# WRITTEN TASK
Can you write out the whole listing exactly?

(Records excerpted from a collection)
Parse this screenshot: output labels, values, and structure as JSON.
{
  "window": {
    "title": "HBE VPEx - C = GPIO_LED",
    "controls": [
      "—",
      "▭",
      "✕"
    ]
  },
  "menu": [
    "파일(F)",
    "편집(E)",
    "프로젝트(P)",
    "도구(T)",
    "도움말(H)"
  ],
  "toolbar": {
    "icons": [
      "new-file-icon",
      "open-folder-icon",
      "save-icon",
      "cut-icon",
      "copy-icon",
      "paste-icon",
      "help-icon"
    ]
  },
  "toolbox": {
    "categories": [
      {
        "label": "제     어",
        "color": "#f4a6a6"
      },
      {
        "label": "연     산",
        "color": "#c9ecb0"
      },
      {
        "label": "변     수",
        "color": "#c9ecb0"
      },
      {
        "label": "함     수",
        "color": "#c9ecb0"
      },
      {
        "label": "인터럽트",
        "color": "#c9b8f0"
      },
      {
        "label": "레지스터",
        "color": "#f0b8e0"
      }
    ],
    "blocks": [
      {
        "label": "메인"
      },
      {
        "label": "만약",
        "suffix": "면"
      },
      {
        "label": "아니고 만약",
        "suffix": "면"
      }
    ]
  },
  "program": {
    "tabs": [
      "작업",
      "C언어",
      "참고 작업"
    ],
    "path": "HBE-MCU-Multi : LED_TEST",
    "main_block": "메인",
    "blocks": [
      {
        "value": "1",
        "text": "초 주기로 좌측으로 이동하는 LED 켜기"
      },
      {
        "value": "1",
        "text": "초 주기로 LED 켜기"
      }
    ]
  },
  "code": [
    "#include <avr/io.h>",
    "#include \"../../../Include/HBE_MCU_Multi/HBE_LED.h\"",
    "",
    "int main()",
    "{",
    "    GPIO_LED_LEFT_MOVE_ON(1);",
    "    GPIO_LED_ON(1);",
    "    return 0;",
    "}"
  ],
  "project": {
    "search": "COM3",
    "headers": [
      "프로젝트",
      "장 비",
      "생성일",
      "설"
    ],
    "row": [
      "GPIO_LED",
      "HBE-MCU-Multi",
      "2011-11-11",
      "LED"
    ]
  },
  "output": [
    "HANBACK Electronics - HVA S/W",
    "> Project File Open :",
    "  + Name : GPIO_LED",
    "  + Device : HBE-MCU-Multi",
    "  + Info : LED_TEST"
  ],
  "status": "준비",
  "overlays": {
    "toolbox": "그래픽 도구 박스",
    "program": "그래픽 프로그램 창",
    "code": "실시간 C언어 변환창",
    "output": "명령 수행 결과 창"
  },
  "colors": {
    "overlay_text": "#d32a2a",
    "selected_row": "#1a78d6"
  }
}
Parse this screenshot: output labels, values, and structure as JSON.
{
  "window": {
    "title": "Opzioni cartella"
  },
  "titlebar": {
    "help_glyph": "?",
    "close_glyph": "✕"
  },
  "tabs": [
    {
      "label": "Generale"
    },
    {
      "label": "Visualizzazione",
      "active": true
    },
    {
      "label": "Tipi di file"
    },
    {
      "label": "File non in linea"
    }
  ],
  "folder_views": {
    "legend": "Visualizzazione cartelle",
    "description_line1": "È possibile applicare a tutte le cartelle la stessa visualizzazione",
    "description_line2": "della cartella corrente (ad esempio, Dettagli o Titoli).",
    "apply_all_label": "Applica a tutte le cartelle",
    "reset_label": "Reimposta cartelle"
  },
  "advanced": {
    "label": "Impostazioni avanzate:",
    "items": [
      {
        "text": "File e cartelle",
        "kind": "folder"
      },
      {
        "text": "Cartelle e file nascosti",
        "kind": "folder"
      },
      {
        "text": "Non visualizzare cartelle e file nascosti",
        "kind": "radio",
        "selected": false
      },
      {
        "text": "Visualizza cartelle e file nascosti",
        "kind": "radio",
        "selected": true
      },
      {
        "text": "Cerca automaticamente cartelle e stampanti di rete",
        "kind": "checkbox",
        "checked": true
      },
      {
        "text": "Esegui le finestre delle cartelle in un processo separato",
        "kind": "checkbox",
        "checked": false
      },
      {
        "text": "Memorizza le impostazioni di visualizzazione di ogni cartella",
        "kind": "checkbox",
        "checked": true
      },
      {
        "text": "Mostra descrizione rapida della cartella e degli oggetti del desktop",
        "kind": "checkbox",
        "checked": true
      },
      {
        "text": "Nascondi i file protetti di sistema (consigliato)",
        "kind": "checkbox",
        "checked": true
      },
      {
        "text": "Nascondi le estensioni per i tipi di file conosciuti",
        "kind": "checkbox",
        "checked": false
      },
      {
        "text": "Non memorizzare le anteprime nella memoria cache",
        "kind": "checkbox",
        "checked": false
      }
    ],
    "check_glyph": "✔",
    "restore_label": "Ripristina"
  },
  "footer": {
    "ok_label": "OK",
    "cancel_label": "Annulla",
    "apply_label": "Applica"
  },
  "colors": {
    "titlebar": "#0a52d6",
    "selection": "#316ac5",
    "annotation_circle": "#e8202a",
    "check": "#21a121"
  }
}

# EXERCISE SOLUTION
Parse this screenshot: output labels, values, and structure as JSON.
{
  "window": {
    "title": "HBE VPEx - C = GPIO_LED",
    "controls": [
      "—",
      "▭",
      "✕"
    ]
  },
  "menu": [
    "파일(F)",
    "편집(E)",
    "프로젝트(P)",
    "도구(T)",
    "도움말(H)"
  ],
  "toolbar": {
    "icons": [
      "new-file-icon",
      "open-folder-icon",
      "save-icon",
      "cut-icon",
      "copy-icon",
      "paste-icon",
      "help-icon"
    ]
  },
  "toolbox": {
    "categories": [
      {
        "label": "제     어",
        "color": "#f4a6a6"
      },
      {
        "label": "연     산",
        "color": "#c9ecb0"
      },
      {
        "label": "변     수",
        "color": "#c9ecb0"
      },
      {
        "label": "함     수",
        "color": "#c9ecb0"
      },
      {
        "label": "인터럽트",
        "color": "#c9b8f0"
      },
      {
        "label": "레지스터",
        "color": "#f0b8e0"
      }
    ],
    "blocks": [
      {
        "label": "메인"
      },
      {
        "label": "만약",
        "suffix": "면"
      },
      {
        "label": "아니고 만약",
        "suffix": "면"
      }
    ]
  },
  "program": {
    "tabs": [
      "작업",
      "C언어",
      "참고 작업"
    ],
    "path": "HBE-MCU-Multi : LED_TEST",
    "main_block": "메인",
    "blocks": [
      {
        "value": "1",
        "text": "초 주기로 좌측으로 이동하는 LED 켜기"
      },
      {
        "value": "1",
        "text": "초 주기로 LED 켜기"
      }
    ]
  },
  "code": [
    "#include <avr/io.h>",
    "#include \"../../../Include/HBE_MCU_Multi/HBE_LED.h\"",
    "",
    "int main()",
    "{",
    "    GPIO_LED_LEFT_MOVE_ON(1);",
    "    GPIO_LED_ON(1);",
    "    return 0;",
    "}"
  ],
  "project": {
    "search": "COM3",
    "headers": [
      "프로젝트",
      "장 비",
      "생성일",
      "설"
    ],
    "row": [
      "GPIO_LED",
      "HBE-MCU-Multi",
      "2011-11-11",
      "LED"
    ]
  },
  "output": [
    "HANBACK Electronics - HVA S/W",
    "> Project File Open :",
    "  + Name : GPIO_LED",
    "  + Device : HBE-MCU-Multi",
    "  + Info : LED_TEST"
  ],
  "status": "준비",
  "overlays": {
    "toolbox": "그래픽 도구 박스",
    "program": "그래픽 프로그램 창",
    "code": "실시간 C언어 변환창",
    "output": "명령 수행 결과 창"
  },
  "colors": {
    "overlay_text": "#d32a2a",
    "selected_row": "#1a78d6"
  }
}
Parse this screenshot: output labels, values, and structure as JSON.
{
  "window": {
    "title": "Opzioni cartella"
  },
  "titlebar": {
    "help_glyph": "?",
    "close_glyph": "✕"
  },
  "tabs": [
    {
      "label": "Generale"
    },
    {
      "label": "Visualizzazione",
      "active": true
    },
    {
      "label": "Tipi di file"
    },
    {
      "label": "File non in linea"
    }
  ],
  "folder_views": {
    "legend": "Visualizzazione cartelle",
    "description_line1": "È possibile applicare a tutte le cartelle la stessa visualizzazione",
    "description_line2": "della cartella corrente (ad esempio, Dettagli o Titoli).",
    "apply_all_label": "Applica a tutte le cartelle",
    "reset_label": "Reimposta cartelle"
  },
  "advanced": {
    "label": "Impostazioni avanzate:",
    "items": [
      {
        "text": "File e cartelle",
        "kind": "folder"
      },
      {
        "text": "Cartelle e file nascosti",
        "kind": "folder"
      },
      {
        "text": "Non visualizzare cartelle e file nascosti",
        "kind": "radio",
        "selected": false
      },
      {
        "text": "Visualizza cartelle e file nascosti",
        "kind": "radio",
        "selected": true
      },
      {
        "text": "Cerca automaticamente cartelle e stampanti di rete",
        "kind": "checkbox",
        "checked": true
      },
      {
        "text": "Esegui le finestre delle cartelle in un processo separato",
        "kind": "checkbox",
        "checked": false
      },
      {
        "text": "Memorizza le impostazioni di visualizzazione di ogni cartella",
        "kind": "checkbox",
        "checked": true
      },
      {
        "text": "Mostra descrizione rapida della cartella e degli oggetti del desktop",
        "kind": "checkbox",
        "checked": true
      },
      {
        "text": "Nascondi i file protetti di sistema (consigliato)",
        "kind": "checkbox",
        "checked": true
      },
      {
        "text": "Nascondi le estensioni per i tipi di file conosciuti",
        "kind": "checkbox",
        "checked": false
      },
      {
        "text": "Non memorizzare le anteprime nella memoria cache",
        "kind": "checkbox",
        "checked": false
      }
    ],
    "check_glyph": "✔",
    "restore_label": "Ripristina"
  },
  "footer": {
    "ok_label": "OK",
    "cancel_label": "Annulla",
    "apply_label": "Applica"
  },
  "colors": {
    "titlebar": "#0a52d6",
    "selection": "#316ac5",
    "annotation_circle": "#e8202a",
    "check": "#21a121"
  }
}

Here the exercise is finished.